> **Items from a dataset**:

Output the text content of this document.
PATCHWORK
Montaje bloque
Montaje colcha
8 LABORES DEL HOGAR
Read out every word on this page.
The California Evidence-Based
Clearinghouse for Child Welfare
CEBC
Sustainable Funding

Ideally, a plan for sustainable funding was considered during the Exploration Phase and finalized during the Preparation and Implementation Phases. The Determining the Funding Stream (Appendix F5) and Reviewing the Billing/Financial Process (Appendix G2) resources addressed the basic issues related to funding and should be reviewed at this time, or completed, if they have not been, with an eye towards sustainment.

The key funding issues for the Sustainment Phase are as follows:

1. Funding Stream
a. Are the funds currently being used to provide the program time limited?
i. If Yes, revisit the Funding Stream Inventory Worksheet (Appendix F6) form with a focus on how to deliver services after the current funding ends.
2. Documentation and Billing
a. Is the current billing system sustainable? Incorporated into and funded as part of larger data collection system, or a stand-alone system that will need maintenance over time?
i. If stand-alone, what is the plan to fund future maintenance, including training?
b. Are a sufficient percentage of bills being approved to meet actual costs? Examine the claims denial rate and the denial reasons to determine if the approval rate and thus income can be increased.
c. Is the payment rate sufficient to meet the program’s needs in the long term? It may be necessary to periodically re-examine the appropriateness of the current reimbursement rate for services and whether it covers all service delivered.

> **Set problem**: Print all the data exactly.

> **Written response**:
Output the text content of this document.
PATCHWORK
Montaje bloque
Montaje colcha
8 LABORES DEL HOGAR
Read out every word on this page.
The California Evidence-Based
Clearinghouse for Child Welfare
CEBC
Sustainable Funding

Ideally, a plan for sustainable funding was considered during the Exploration Phase and finalized during the Preparation and Implementation Phases. The Determining the Funding Stream (Appendix F5) and Reviewing the Billing/Financial Process (Appendix G2) resources addressed the basic issues related to funding and should be reviewed at this time, or completed, if they have not been, with an eye towards sustainment.

The key funding issues for the Sustainment Phase are as follows:

1. Funding Stream
a. Are the funds currently being used to provide the program time limited?
i. If Yes, revisit the Funding Stream Inventory Worksheet (Appendix F6) form with a focus on how to deliver services after the current funding ends.
2. Documentation and Billing
a. Is the current billing system sustainable? Incorporated into and funded as part of larger data collection system, or a stand-alone system that will need maintenance over time?
i. If stand-alone, what is the plan to fund future maintenance, including training?
b. Are a sufficient percentage of bills being approved to meet actual costs? Examine the claims denial rate and the denial reasons to determine if the approval rate and thus income can be increased.
c. Is the payment rate sufficient to meet the program’s needs in the long term? It may be necessary to periodically re-examine the appropriateness of the current reimbursement rate for services and whether it covers all service delivered.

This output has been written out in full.